* Source document
Official data suggests female sterilisation accounts for 74.4% of the modern contraceptive methods used in India. An additional 3.7% of the same is IUD. As against this, male sterilisation is merely 2.3%, while use of condoms account for 11.4%. Use of pills constitute just 7.5% of modern methods, whereas injectables and implants are almost absent.
Compare this with 32.1% of female sterilisation, 28.5% injectables, 15% of pills and 10.4% of condoms used as a share of modern contraceptive mix in Sri Lanka.
The panel of experts are going to recommend bringing in more stability by promoting use of modern contraceptives like condoms and injectables to improve the method mix, while also giving women more rights and increase awareness to protect her reproductive right.
Delhi, 2009-15: Women shoulder responsibility
The Times of India, December 10, 2015
Family planning women's burden
The national capital is not just battling a skewed sex ratio and women's safety , but also lagging behind in ensuring equality as far as family planning is concerned. Data shows that the onus of family planning predominantly rests with women.They account for 95% of sterilisations conducted at various family welfare centres in the state.
What is even more worrisome is that the number of men seeking sterilisation has gone down in last five years.
In male sterilisation, surgeons cut and seal the tube that carries sperm from the testicles to the penis.

* Data for analysis
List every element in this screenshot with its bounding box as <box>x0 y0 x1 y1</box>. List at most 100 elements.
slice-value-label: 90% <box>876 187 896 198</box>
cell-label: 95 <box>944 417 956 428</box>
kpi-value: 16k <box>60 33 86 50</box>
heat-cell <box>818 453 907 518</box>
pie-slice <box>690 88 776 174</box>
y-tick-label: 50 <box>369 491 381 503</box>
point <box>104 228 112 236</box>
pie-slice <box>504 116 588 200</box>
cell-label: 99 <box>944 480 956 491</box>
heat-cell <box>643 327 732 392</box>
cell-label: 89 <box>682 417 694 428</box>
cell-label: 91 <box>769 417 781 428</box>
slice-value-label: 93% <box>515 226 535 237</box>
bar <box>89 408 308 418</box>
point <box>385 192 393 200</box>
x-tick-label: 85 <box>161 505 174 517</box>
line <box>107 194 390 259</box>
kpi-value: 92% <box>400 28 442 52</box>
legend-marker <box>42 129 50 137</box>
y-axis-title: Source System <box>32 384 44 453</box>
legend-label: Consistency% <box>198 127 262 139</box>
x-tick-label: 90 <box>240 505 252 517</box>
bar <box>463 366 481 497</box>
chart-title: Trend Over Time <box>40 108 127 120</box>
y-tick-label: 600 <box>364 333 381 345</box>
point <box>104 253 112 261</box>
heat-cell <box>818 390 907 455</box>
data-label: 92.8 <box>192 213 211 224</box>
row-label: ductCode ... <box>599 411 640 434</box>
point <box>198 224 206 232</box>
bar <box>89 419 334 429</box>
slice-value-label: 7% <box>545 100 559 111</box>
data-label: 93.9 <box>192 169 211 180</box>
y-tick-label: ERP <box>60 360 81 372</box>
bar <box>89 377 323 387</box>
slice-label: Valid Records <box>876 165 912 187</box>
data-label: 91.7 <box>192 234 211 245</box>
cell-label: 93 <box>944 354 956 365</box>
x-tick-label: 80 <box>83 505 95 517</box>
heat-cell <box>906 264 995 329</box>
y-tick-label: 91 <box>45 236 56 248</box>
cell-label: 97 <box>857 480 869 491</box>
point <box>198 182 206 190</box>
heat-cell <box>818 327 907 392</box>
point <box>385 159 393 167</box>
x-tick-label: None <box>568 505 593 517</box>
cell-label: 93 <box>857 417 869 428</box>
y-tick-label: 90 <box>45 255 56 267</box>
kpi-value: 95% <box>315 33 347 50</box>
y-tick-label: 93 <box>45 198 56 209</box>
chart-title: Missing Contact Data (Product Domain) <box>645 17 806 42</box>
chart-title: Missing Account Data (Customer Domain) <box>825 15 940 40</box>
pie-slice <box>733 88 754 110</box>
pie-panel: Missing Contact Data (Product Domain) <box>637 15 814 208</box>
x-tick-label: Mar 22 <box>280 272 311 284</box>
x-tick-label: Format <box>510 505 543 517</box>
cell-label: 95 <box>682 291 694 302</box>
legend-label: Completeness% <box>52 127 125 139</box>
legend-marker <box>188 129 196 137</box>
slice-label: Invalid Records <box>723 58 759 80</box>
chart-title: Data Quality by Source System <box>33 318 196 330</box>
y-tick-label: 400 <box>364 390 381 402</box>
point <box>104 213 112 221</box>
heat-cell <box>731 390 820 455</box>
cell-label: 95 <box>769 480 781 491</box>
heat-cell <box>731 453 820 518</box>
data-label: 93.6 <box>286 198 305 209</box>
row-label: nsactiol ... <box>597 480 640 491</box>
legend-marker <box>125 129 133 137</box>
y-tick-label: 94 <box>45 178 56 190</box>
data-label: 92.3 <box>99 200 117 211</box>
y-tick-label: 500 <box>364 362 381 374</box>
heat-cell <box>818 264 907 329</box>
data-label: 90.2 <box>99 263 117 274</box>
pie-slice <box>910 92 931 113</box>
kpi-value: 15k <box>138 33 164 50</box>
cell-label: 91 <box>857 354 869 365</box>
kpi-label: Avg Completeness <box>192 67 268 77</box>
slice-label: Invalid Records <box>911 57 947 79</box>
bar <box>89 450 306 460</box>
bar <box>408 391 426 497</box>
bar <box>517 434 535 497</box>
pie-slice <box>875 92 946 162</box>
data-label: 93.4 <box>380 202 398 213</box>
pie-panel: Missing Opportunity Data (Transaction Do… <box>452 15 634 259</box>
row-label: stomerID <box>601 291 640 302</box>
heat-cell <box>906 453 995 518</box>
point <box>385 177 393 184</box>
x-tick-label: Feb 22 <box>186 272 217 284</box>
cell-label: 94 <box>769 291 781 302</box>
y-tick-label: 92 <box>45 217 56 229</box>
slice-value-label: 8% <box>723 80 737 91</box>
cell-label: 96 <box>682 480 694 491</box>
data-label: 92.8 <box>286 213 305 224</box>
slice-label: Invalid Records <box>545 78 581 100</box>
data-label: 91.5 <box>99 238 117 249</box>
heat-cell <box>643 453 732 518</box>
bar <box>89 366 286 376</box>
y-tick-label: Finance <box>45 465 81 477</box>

* To do
- A) In the family planning text, what share of the sterilizations at Delhi's family welfare centers is performed on women?
- B) Pick up the text on family planning in India after its final sentence and continue it.

* Responses by item number
- A) 95%

- B)
Doctors say this is less painful and complicated compared to female sterilisation that involves cutting, sealing or blocking the fallopian tubes.
Statistics released by Delhi government on Wednesday show that in 2009-10 men accounted for 20% of all sterilisations. It reduced to 14% in 2010-11, 13% in 2011-12, 8% in 2012-13, 7% in 2013-14 and 5% in 201415. “This clearly reflects the bias against women. They are forced for sterilisation and other contraceptive methods while men shirk heir responsibility,“ said Dr Suneeta Mittal, director and head of obstetrics and gynaecology , Fortis Memorial Research Institute, Gurgaon. Apart from sterilisation the public health system provides three other contraceptive services -combined oral contraceptive pills, intrauterine devices (IUCD) and condoms -to people through family welfare centres.
Usage of only IUCD, a device inserted into the uterus to stop pregnancy , has gone up over the last five years.Sterilisation and distribution of oral pills and condoms have gone down. Experts link this to decline in the number of family welfare centres from 101 in 2009 10 to 77 in 2014-15.
Recently , North Delhi Municipal Corporation closed down nearly 20 family welfare centres allegedly due to lack of funds. Other centres run by civic bodies and the state closed due to lack of manpower.
“The centres are important for giving information on family planning and offering contraceptive services. Also, we may need to include counselling against sex selection at these centres,“ said Dr Abha Mazumdar, senior gynaecologist at Sir Ganga Ram hospital.